What is being asked =>
Extract every record, keeping each one exactly as it is.

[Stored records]
********************
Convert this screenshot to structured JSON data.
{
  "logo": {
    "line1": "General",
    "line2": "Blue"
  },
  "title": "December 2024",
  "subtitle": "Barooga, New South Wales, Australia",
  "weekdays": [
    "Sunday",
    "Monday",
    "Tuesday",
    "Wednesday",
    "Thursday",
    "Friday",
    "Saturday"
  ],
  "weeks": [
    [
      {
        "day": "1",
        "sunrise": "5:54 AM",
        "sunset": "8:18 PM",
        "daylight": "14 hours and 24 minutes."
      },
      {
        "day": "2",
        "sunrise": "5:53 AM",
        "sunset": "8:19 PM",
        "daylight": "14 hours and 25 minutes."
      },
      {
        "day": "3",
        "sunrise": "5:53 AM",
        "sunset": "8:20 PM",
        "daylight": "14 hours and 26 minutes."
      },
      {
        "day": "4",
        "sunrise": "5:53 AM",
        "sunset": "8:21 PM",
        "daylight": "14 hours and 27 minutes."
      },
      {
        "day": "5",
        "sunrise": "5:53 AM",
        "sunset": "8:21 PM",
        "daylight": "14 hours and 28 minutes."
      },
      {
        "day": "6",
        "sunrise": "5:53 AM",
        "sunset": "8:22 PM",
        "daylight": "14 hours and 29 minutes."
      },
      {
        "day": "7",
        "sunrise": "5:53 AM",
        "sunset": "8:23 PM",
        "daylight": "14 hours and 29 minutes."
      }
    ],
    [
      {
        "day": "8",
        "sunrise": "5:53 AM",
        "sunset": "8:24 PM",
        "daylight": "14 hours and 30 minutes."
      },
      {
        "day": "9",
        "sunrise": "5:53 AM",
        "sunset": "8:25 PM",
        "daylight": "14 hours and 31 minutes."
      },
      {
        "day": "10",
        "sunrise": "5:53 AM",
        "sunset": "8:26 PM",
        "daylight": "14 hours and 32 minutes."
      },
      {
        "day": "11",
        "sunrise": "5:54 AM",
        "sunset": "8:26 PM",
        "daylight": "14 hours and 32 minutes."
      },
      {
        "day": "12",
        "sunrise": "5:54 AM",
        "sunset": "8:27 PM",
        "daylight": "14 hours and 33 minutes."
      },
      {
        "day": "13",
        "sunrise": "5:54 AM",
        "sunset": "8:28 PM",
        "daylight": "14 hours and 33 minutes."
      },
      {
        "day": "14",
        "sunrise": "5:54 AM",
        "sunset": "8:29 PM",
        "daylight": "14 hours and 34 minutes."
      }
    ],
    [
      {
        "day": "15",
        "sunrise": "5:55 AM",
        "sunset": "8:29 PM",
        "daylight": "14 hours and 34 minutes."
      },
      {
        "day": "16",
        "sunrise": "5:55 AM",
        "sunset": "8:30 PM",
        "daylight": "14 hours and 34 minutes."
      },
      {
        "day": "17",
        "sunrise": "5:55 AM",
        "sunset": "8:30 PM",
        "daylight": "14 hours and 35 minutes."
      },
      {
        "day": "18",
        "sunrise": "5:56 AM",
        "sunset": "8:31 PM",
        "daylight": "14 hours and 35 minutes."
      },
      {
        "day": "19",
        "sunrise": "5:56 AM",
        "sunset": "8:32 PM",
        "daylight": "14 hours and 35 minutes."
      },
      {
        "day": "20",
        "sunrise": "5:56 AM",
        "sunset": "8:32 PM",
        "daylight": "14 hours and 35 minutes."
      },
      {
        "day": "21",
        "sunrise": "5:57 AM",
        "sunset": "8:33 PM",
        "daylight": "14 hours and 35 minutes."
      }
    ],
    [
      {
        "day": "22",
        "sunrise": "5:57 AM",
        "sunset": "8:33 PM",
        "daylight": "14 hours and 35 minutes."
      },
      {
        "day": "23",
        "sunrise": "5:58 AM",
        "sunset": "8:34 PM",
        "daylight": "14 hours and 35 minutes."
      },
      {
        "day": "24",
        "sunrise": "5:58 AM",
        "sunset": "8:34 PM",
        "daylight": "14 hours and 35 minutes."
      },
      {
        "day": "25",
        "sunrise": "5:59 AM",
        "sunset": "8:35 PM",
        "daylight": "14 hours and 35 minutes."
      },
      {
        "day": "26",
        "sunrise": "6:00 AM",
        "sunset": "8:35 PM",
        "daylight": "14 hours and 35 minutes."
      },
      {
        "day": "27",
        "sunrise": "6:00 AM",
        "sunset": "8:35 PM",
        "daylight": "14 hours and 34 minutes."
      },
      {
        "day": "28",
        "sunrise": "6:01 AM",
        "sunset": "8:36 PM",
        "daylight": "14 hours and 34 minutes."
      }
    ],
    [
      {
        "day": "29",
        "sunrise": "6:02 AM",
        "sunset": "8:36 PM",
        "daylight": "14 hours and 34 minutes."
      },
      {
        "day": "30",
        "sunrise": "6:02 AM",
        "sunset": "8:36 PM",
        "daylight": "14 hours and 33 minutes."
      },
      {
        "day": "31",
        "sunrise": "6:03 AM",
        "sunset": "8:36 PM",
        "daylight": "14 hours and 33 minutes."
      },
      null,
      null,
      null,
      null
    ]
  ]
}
********************
Result =>
Convert this screenshot to structured JSON data.
{
  "logo": {
    "line1": "General",
    "line2": "Blue"
  },
  "title": "December 2024",
  "subtitle": "Barooga, New South Wales, Australia",
  "weekdays": [
    "Sunday",
    "Monday",
    "Tuesday",
    "Wednesday",
    "Thursday",
    "Friday",
    "Saturday"
  ],
  "weeks": [
    [
      {
        "day": "1",
        "sunrise": "5:54 AM",
        "sunset": "8:18 PM",
        "daylight": "14 hours and 24 minutes."
      },
      {
        "day": "2",
        "sunrise": "5:53 AM",
        "sunset": "8:19 PM",
        "daylight": "14 hours and 25 minutes."
      },
      {
        "day": "3",
        "sunrise": "5:53 AM",
        "sunset": "8:20 PM",
        "daylight": "14 hours and 26 minutes."
      },
      {
        "day": "4",
        "sunrise": "5:53 AM",
        "sunset": "8:21 PM",
        "daylight": "14 hours and 27 minutes."
      },
      {
        "day": "5",
        "sunrise": "5:53 AM",
        "sunset": "8:21 PM",
        "daylight": "14 hours and 28 minutes."
      },
      {
        "day": "6",
        "sunrise": "5:53 AM",
        "sunset": "8:22 PM",
        "daylight": "14 hours and 29 minutes."
      },
      {
        "day": "7",
        "sunrise": "5:53 AM",
        "sunset": "8:23 PM",
        "daylight": "14 hours and 29 minutes."
      }
    ],
    [
      {
        "day": "8",
        "sunrise": "5:53 AM",
        "sunset": "8:24 PM",
        "daylight": "14 hours and 30 minutes."
      },
      {
        "day": "9",
        "sunrise": "5:53 AM",
        "sunset": "8:25 PM",
        "daylight": "14 hours and 31 minutes."
      },
      {
        "day": "10",
        "sunrise": "5:53 AM",
        "sunset": "8:26 PM",
        "daylight": "14 hours and 32 minutes."
      },
      {
        "day": "11",
        "sunrise": "5:54 AM",
        "sunset": "8:26 PM",
        "daylight": "14 hours and 32 minutes."
      },
      {
        "day": "12",
        "sunrise": "5:54 AM",
        "sunset": "8:27 PM",
        "daylight": "14 hours and 33 minutes."
      },
      {
        "day": "13",
        "sunrise": "5:54 AM",
        "sunset": "8:28 PM",
        "daylight": "14 hours and 33 minutes."
      },
      {
        "day": "14",
        "sunrise": "5:54 AM",
        "sunset": "8:29 PM",
        "daylight": "14 hours and 34 minutes."
      }
    ],
    [
      {
        "day": "15",
        "sunrise": "5:55 AM",
        "sunset": "8:29 PM",
        "daylight": "14 hours and 34 minutes."
      },
      {
        "day": "16",
        "sunrise": "5:55 AM",
        "sunset": "8:30 PM",
        "daylight": "14 hours and 34 minutes."
      },
      {
        "day": "17",
        "sunrise": "5:55 AM",
        "sunset": "8:30 PM",
        "daylight": "14 hours and 35 minutes."
      },
      {
        "day": "18",
        "sunrise": "5:56 AM",
        "sunset": "8:31 PM",
        "daylight": "14 hours and 35 minutes."
      },
      {
        "day": "19",
        "sunrise": "5:56 AM",
        "sunset": "8:32 PM",
        "daylight": "14 hours and 35 minutes."
      },
      {
        "day": "20",
        "sunrise": "5:56 AM",
        "sunset": "8:32 PM",
        "daylight": "14 hours and 35 minutes."
      },
      {
        "day": "21",
        "sunrise": "5:57 AM",
        "sunset": "8:33 PM",
        "daylight": "14 hours and 35 minutes."
      }
    ],
    [
      {
        "day": "22",
        "sunrise": "5:57 AM",
        "sunset": "8:33 PM",
        "daylight": "14 hours and 35 minutes."
      },
      {
        "day": "23",
        "sunrise": "5:58 AM",
        "sunset": "8:34 PM",
        "daylight": "14 hours and 35 minutes."
      },
      {
        "day": "24",
        "sunrise": "5:58 AM",
        "sunset": "8:34 PM",
        "daylight": "14 hours and 35 minutes."
      },
      {
        "day": "25",
        "sunrise": "5:59 AM",
        "sunset": "8:35 PM",
        "daylight": "14 hours and 35 minutes."
      },
      {
        "day": "26",
        "sunrise": "6:00 AM",
        "sunset": "8:35 PM",
        "daylight": "14 hours and 35 minutes."
      },
      {
        "day": "27",
        "sunrise": "6:00 AM",
        "sunset": "8:35 PM",
        "daylight": "14 hours and 34 minutes."
      },
      {
        "day": "28",
        "sunrise": "6:01 AM",
        "sunset": "8:36 PM",
        "daylight": "14 hours and 34 minutes."
      }
    ],
    [
      {
        "day": "29",
        "sunrise": "6:02 AM",
        "sunset": "8:36 PM",
        "daylight": "14 hours and 34 minutes."
      },
      {
        "day": "30",
        "sunrise": "6:02 AM",
        "sunset": "8:36 PM",
        "daylight": "14 hours and 33 minutes."
      },
      {
        "day": "31",
        "sunrise": "6:03 AM",
        "sunset": "8:36 PM",
        "daylight": "14 hours and 33 minutes."
      },
      null,
      null,
      null,
      null
    ]
  ]
}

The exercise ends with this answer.